In the entries that follow, how many lines hold the string "JSON"? Give only that number.
=== Records shown ===
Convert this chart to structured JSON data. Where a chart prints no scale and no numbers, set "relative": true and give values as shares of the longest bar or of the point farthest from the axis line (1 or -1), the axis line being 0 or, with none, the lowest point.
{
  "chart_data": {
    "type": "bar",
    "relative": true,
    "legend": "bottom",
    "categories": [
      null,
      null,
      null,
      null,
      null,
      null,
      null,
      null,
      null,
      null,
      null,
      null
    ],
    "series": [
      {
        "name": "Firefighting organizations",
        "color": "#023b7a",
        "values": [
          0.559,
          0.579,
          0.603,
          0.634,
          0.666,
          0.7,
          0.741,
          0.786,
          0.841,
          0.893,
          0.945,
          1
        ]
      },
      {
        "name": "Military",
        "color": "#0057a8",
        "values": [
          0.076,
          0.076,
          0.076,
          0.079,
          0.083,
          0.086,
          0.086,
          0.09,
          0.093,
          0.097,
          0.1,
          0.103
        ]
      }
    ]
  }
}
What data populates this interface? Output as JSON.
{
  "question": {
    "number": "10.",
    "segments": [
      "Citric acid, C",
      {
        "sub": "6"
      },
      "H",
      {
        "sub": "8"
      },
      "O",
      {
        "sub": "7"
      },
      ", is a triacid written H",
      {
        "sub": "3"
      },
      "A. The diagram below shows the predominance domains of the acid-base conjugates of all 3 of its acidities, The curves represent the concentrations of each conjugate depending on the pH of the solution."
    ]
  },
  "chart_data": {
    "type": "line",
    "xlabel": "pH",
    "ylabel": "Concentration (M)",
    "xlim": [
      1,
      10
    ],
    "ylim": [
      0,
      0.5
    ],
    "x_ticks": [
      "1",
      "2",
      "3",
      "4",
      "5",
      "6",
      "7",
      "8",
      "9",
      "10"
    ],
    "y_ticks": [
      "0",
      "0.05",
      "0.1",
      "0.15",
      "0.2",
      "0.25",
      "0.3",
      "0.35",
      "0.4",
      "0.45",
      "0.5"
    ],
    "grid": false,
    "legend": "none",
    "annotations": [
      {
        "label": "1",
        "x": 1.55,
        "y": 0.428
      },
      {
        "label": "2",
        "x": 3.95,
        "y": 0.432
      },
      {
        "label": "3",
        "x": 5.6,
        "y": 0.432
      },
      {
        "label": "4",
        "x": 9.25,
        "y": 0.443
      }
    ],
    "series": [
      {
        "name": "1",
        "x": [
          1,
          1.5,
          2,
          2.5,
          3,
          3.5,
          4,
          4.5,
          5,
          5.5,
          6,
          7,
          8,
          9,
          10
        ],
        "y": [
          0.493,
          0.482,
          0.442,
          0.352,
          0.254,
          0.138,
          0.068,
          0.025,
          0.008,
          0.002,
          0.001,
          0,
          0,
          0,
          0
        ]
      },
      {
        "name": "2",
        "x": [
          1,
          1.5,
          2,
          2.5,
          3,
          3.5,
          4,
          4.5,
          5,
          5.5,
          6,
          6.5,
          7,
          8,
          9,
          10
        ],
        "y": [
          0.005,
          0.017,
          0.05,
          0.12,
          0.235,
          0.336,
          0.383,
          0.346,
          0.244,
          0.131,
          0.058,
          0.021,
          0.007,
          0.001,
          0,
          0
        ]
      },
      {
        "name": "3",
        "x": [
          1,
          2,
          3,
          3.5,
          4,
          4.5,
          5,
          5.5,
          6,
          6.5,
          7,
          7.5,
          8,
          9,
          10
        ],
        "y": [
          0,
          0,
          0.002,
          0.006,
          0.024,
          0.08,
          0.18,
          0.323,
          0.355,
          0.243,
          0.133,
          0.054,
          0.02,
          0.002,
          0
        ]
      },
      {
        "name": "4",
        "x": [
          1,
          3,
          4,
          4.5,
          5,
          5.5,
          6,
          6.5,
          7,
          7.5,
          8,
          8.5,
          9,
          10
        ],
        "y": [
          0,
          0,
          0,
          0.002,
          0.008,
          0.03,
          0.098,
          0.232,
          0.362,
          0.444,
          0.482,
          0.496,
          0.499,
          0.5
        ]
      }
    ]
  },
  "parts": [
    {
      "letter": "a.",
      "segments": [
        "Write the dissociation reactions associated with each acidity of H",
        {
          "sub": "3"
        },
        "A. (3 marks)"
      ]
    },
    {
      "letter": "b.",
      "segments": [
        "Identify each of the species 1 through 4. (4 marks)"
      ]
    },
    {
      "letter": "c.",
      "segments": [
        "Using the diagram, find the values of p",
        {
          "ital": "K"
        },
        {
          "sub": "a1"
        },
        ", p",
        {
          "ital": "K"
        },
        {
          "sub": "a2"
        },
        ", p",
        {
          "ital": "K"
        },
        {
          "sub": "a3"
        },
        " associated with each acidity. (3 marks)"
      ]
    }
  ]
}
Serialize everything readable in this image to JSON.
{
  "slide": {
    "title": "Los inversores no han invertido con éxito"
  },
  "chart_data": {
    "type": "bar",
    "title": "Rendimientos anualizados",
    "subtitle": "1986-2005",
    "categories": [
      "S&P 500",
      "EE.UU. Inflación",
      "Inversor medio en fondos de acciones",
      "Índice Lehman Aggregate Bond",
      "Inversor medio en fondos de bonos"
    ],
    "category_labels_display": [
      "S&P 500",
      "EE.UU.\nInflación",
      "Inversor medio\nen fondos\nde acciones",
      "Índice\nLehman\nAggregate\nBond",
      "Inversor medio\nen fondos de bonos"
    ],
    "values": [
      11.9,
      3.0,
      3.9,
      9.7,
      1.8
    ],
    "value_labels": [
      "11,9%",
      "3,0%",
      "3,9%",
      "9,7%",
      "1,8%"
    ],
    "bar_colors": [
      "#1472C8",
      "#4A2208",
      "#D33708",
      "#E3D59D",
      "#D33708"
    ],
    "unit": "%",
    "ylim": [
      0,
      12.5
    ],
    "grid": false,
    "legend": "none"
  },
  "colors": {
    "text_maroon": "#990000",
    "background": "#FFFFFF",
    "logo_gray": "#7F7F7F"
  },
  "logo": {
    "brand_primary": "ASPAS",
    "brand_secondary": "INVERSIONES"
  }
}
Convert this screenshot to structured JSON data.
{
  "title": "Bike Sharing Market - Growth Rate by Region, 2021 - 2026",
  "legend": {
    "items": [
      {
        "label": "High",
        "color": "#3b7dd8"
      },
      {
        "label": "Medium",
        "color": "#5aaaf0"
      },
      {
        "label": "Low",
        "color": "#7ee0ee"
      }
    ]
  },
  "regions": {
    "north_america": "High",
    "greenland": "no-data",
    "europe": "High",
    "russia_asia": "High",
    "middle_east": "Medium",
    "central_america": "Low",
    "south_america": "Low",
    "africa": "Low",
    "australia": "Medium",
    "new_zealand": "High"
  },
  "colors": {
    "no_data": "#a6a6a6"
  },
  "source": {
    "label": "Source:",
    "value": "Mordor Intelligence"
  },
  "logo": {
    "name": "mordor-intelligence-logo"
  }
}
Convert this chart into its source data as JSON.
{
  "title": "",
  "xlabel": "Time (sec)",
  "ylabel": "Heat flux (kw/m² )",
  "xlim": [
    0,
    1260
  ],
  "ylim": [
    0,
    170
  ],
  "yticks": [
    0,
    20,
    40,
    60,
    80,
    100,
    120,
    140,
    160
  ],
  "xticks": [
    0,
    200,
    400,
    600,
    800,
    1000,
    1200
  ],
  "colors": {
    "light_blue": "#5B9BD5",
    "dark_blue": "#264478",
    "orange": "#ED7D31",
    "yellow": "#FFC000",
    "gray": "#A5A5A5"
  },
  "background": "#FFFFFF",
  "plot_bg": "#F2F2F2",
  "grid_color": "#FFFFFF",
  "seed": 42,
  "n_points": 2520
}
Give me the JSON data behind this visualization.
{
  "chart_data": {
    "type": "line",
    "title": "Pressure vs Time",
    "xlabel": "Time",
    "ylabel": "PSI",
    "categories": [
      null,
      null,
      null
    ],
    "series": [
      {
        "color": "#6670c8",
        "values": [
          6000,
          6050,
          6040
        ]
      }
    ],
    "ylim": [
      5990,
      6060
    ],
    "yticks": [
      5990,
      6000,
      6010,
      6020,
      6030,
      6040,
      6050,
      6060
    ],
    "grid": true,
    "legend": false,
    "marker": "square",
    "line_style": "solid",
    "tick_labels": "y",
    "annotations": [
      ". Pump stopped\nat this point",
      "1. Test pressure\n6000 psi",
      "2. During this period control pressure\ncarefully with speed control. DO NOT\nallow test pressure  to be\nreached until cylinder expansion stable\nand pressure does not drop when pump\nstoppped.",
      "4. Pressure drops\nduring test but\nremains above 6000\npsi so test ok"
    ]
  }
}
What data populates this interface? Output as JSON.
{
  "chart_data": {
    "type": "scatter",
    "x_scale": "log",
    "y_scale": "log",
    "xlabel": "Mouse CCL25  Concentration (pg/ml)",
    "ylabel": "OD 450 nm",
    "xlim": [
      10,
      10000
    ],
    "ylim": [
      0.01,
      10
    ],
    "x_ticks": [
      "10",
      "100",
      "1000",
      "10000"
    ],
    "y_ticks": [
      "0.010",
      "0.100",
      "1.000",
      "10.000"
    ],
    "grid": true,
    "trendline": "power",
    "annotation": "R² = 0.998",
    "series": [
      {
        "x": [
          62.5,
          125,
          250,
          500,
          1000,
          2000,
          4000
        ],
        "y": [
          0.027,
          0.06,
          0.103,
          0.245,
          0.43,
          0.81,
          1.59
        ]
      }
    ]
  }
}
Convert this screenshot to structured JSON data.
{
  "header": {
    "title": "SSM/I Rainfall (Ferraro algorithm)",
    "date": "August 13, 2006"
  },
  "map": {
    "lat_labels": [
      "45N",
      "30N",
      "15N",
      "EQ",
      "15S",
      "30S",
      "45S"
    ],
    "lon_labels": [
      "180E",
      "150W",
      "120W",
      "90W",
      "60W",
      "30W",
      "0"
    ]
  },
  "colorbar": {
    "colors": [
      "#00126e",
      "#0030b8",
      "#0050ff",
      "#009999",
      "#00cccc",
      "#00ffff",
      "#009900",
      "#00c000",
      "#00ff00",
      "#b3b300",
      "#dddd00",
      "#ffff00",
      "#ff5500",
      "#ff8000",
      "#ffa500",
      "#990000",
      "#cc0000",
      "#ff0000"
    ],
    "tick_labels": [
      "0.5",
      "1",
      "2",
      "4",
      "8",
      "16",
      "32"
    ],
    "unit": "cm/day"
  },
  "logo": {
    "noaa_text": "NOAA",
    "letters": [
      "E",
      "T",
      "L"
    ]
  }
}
===
Result for this task → 8